Given request -
Among the lines below, how many carry the string "instagram"? Reply with a number and nothing else.

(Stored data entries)
• • • • • • •
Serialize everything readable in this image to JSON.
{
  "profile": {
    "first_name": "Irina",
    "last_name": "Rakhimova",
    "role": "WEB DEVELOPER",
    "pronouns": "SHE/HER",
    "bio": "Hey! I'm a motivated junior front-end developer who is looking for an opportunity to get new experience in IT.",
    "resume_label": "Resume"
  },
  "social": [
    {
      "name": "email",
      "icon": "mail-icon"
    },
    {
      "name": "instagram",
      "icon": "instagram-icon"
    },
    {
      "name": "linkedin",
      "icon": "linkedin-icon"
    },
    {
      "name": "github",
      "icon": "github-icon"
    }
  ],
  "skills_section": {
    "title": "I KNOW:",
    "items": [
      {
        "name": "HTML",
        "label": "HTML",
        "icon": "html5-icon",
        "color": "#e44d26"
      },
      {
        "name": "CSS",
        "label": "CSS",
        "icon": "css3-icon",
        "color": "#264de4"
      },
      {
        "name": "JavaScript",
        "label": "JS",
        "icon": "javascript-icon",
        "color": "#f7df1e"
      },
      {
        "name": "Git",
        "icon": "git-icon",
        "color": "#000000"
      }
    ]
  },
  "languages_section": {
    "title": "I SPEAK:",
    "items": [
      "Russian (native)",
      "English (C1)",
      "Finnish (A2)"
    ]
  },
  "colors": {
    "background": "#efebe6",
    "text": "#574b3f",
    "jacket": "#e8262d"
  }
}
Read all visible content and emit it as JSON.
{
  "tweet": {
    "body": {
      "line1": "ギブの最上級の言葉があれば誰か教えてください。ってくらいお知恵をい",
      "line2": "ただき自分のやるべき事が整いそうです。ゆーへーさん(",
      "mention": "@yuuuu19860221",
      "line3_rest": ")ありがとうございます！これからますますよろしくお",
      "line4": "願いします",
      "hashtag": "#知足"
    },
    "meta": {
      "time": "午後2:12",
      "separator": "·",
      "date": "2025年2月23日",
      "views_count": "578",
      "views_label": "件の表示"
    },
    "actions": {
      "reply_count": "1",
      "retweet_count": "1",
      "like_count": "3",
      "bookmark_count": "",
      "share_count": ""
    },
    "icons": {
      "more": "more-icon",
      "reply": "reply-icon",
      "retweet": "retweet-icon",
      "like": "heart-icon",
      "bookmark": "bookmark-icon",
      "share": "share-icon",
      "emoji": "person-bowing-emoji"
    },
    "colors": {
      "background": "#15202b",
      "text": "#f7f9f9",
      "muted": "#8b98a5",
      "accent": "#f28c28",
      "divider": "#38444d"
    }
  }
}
• • • • • • •
Complete answer -
2